EXERCISE REQUIREMENTS: Please copy all the lines that follow, word for word.

ENTRIES SUPPLIED:
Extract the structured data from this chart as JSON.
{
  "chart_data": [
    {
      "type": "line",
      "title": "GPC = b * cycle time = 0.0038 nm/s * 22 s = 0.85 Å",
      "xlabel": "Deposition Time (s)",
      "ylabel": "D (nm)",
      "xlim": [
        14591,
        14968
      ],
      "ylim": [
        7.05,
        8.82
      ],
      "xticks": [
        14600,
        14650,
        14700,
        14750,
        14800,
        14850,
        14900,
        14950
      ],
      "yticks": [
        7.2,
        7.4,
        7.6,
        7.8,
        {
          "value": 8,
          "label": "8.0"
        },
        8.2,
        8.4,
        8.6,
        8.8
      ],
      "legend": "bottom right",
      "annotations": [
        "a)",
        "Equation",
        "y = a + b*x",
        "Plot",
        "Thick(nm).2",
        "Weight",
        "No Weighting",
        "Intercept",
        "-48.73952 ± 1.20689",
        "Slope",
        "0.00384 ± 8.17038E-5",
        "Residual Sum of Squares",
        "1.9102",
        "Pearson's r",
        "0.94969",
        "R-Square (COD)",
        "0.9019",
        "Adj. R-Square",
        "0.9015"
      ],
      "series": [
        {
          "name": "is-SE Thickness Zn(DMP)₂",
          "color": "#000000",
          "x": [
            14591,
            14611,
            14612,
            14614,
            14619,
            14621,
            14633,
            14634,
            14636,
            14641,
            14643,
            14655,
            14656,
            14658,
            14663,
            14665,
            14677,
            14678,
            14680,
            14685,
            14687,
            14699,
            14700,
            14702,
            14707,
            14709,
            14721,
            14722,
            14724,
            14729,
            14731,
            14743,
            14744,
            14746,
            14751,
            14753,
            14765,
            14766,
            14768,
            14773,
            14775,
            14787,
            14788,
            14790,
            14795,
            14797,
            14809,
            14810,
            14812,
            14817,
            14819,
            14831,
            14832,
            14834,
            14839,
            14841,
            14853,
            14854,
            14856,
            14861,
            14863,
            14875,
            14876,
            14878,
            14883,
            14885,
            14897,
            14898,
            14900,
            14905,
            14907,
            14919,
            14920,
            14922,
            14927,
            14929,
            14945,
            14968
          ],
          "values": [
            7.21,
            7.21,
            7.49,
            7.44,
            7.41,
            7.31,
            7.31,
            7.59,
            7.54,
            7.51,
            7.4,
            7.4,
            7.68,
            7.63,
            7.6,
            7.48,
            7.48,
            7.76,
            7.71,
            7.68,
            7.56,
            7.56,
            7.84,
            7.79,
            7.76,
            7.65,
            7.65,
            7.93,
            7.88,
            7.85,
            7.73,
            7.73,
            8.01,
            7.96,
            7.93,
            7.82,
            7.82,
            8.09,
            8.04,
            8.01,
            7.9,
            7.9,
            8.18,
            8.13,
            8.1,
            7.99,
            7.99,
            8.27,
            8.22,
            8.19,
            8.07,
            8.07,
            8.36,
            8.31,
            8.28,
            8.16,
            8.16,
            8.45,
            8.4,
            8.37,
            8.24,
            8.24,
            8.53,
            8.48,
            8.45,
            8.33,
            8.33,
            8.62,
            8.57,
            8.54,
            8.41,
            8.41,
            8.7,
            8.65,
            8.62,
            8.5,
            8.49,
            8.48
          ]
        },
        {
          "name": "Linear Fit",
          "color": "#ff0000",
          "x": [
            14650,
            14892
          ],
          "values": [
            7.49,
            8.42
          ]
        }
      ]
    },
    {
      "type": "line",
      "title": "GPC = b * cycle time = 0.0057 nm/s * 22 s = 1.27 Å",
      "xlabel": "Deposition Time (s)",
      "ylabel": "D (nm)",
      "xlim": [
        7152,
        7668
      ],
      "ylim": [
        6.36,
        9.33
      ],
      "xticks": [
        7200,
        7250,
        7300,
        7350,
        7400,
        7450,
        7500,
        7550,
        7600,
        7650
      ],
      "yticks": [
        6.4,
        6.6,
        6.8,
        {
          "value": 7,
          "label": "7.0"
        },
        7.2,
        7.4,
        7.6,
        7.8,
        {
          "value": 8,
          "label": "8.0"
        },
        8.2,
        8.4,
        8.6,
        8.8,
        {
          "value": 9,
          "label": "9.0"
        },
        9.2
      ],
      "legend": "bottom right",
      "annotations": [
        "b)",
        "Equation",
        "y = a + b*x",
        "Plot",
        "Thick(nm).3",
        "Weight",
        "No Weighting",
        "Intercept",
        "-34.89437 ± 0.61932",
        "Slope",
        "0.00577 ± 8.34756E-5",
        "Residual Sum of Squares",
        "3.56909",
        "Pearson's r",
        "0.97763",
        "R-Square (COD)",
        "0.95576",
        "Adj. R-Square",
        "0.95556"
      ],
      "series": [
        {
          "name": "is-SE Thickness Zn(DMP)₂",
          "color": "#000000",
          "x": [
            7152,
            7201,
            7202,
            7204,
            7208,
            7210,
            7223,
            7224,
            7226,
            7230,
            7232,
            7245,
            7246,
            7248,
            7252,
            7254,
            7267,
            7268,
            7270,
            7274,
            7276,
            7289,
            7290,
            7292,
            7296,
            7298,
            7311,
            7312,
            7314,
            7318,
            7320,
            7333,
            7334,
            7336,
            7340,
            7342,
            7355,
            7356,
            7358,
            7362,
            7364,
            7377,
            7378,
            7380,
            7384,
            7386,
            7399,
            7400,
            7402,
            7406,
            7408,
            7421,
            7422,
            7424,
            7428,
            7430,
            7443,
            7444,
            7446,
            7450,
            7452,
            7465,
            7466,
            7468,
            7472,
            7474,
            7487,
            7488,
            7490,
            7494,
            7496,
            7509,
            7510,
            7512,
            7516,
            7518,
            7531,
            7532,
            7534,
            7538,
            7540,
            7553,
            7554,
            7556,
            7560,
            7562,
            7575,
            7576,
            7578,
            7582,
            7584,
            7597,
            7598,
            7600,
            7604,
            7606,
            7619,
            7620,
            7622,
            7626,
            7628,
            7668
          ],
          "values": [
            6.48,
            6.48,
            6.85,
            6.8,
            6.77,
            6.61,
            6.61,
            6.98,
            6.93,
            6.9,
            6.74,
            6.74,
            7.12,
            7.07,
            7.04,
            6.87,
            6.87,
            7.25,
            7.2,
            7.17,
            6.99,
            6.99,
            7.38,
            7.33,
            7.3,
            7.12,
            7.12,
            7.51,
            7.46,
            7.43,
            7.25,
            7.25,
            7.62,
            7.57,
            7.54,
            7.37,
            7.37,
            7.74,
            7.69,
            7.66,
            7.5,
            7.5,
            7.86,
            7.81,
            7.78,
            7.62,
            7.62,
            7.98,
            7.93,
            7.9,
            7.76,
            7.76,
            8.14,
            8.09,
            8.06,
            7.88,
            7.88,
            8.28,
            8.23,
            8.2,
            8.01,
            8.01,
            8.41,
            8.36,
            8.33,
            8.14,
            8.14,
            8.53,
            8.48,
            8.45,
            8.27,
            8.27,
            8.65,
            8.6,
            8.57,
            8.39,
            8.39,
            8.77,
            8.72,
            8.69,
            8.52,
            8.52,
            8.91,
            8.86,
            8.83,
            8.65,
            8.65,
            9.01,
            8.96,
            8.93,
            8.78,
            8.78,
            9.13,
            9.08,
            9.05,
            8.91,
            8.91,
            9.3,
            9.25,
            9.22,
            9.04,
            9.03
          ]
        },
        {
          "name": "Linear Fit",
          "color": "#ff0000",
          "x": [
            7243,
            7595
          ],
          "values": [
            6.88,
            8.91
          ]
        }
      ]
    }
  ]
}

FINISHED ANSWER:
Extract the structured data from this chart as JSON.
{
  "chart_data": [
    {
      "type": "line",
      "title": "GPC = b * cycle time = 0.0038 nm/s * 22 s = 0.85 Å",
      "xlabel": "Deposition Time (s)",
      "ylabel": "D (nm)",
      "xlim": [
        14591,
        14968
      ],
      "ylim": [
        7.05,
        8.82
      ],
      "xticks": [
        14600,
        14650,
        14700,
        14750,
        14800,
        14850,
        14900,
        14950
      ],
      "yticks": [
        7.2,
        7.4,
        7.6,
        7.8,
        {
          "value": 8,
          "label": "8.0"
        },
        8.2,
        8.4,
        8.6,
        8.8
      ],
      "legend": "bottom right",
      "annotations": [
        "a)",
        "Equation",
        "y = a + b*x",
        "Plot",
        "Thick(nm).2",
        "Weight",
        "No Weighting",
        "Intercept",
        "-48.73952 ± 1.20689",
        "Slope",
        "0.00384 ± 8.17038E-5",
        "Residual Sum of Squares",
        "1.9102",
        "Pearson's r",
        "0.94969",
        "R-Square (COD)",
        "0.9019",
        "Adj. R-Square",
        "0.9015"
      ],
      "series": [
        {
          "name": "is-SE Thickness Zn(DMP)₂",
          "color": "#000000",
          "x": [
            14591,
            14611,
            14612,
            14614,
            14619,
            14621,
            14633,
            14634,
            14636,
            14641,
            14643,
            14655,
            14656,
            14658,
            14663,
            14665,
            14677,
            14678,
            14680,
            14685,
            14687,
            14699,
            14700,
            14702,
            14707,
            14709,
            14721,
            14722,
            14724,
            14729,
            14731,
            14743,
            14744,
            14746,
            14751,
            14753,
            14765,
            14766,
            14768,
            14773,
            14775,
            14787,
            14788,
            14790,
            14795,
            14797,
            14809,
            14810,
            14812,
            14817,
            14819,
            14831,
            14832,
            14834,
            14839,
            14841,
            14853,
            14854,
            14856,
            14861,
            14863,
            14875,
            14876,
            14878,
            14883,
            14885,
            14897,
            14898,
            14900,
            14905,
            14907,
            14919,
            14920,
            14922,
            14927,
            14929,
            14945,
            14968
          ],
          "values": [
            7.21,
            7.21,
            7.49,
            7.44,
            7.41,
            7.31,
            7.31,
            7.59,
            7.54,
            7.51,
            7.4,
            7.4,
            7.68,
            7.63,
            7.6,
            7.48,
            7.48,
            7.76,
            7.71,
            7.68,
            7.56,
            7.56,
            7.84,
            7.79,
            7.76,
            7.65,
            7.65,
            7.93,
            7.88,
            7.85,
            7.73,
            7.73,
            8.01,
            7.96,
            7.93,
            7.82,
            7.82,
            8.09,
            8.04,
            8.01,
            7.9,
            7.9,
            8.18,
            8.13,
            8.1,
            7.99,
            7.99,
            8.27,
            8.22,
            8.19,
            8.07,
            8.07,
            8.36,
            8.31,
            8.28,
            8.16,
            8.16,
            8.45,
            8.4,
            8.37,
            8.24,
            8.24,
            8.53,
            8.48,
            8.45,
            8.33,
            8.33,
            8.62,
            8.57,
            8.54,
            8.41,
            8.41,
            8.7,
            8.65,
            8.62,
            8.5,
            8.49,
            8.48
          ]
        },
        {
          "name": "Linear Fit",
          "color": "#ff0000",
          "x": [
            14650,
            14892
          ],
          "values": [
            7.49,
            8.42
          ]
        }
      ]
    },
    {
      "type": "line",
      "title": "GPC = b * cycle time = 0.0057 nm/s * 22 s = 1.27 Å",
      "xlabel": "Deposition Time (s)",
      "ylabel": "D (nm)",
      "xlim": [
        7152,
        7668
      ],
      "ylim": [
        6.36,
        9.33
      ],
      "xticks": [
        7200,
        7250,
        7300,
        7350,
        7400,
        7450,
        7500,
        7550,
        7600,
        7650
      ],
      "yticks": [
        6.4,
        6.6,
        6.8,
        {
          "value": 7,
          "label": "7.0"
        },
        7.2,
        7.4,
        7.6,
        7.8,
        {
          "value": 8,
          "label": "8.0"
        },
        8.2,
        8.4,
        8.6,
        8.8,
        {
          "value": 9,
          "label": "9.0"
        },
        9.2
      ],
      "legend": "bottom right",
      "annotations": [
        "b)",
        "Equation",
        "y = a + b*x",
        "Plot",
        "Thick(nm).3",
        "Weight",
        "No Weighting",
        "Intercept",
        "-34.89437 ± 0.61932",
        "Slope",
        "0.00577 ± 8.34756E-5",
        "Residual Sum of Squares",
        "3.56909",
        "Pearson's r",
        "0.97763",
        "R-Square (COD)",
        "0.95576",
        "Adj. R-Square",
        "0.95556"
      ],
      "series": [
        {
          "name": "is-SE Thickness Zn(DMP)₂",
          "color": "#000000",
          "x": [
            7152,
            7201,
            7202,
            7204,
            7208,
            7210,
            7223,
            7224,
            7226,
            7230,
            7232,
            7245,
            7246,
            7248,
            7252,
            7254,
            7267,
            7268,
            7270,
            7274,
            7276,
            7289,
            7290,
            7292,
            7296,
            7298,
            7311,
            7312,
            7314,
            7318,
            7320,
            7333,
            7334,
            7336,
            7340,
            7342,
            7355,
            7356,
            7358,
            7362,
            7364,
            7377,
            7378,
            7380,
            7384,
            7386,
            7399,
            7400,
            7402,
            7406,
            7408,
            7421,
            7422,
            7424,
            7428,
            7430,
            7443,
            7444,
            7446,
            7450,
            7452,
            7465,
            7466,
            7468,
            7472,
            7474,
            7487,
            7488,
            7490,
            7494,
            7496,
            7509,
            7510,
            7512,
            7516,
            7518,
            7531,
            7532,
            7534,
            7538,
            7540,
            7553,
            7554,
            7556,
            7560,
            7562,
            7575,
            7576,
            7578,
            7582,
            7584,
            7597,
            7598,
            7600,
            7604,
            7606,
            7619,
            7620,
            7622,
            7626,
            7628,
            7668
          ],
          "values": [
            6.48,
            6.48,
            6.85,
            6.8,
            6.77,
            6.61,
            6.61,
            6.98,
            6.93,
            6.9,
            6.74,
            6.74,
            7.12,
            7.07,
            7.04,
            6.87,
            6.87,
            7.25,
            7.2,
            7.17,
            6.99,
            6.99,
            7.38,
            7.33,
            7.3,
            7.12,
            7.12,
            7.51,
            7.46,
            7.43,
            7.25,
            7.25,
            7.62,
            7.57,
            7.54,
            7.37,
            7.37,
            7.74,
            7.69,
            7.66,
            7.5,
            7.5,
            7.86,
            7.81,
            7.78,
            7.62,
            7.62,
            7.98,
            7.93,
            7.9,
            7.76,
            7.76,
            8.14,
            8.09,
            8.06,
            7.88,
            7.88,
            8.28,
            8.23,
            8.2,
            8.01,
            8.01,
            8.41,
            8.36,
            8.33,
            8.14,
            8.14,
            8.53,
            8.48,
            8.45,
            8.27,
            8.27,
            8.65,
            8.6,
            8.57,
            8.39,
            8.39,
            8.77,
            8.72,
            8.69,
            8.52,
            8.52,
            8.91,
            8.86,
            8.83,
            8.65,
            8.65,
            9.01,
            8.96,
            8.93,
            8.78,
            8.78,
            9.13,
            9.08,
            9.05,
            8.91,
            8.91,
            9.3,
            9.25,
            9.22,
            9.04,
            9.03
          ]
        },
        {
          "name": "Linear Fit",
          "color": "#ff0000",
          "x": [
            7243,
            7595
          ],
          "values": [
            6.88,
            8.91
          ]
        }
      ]
    }
  ]
}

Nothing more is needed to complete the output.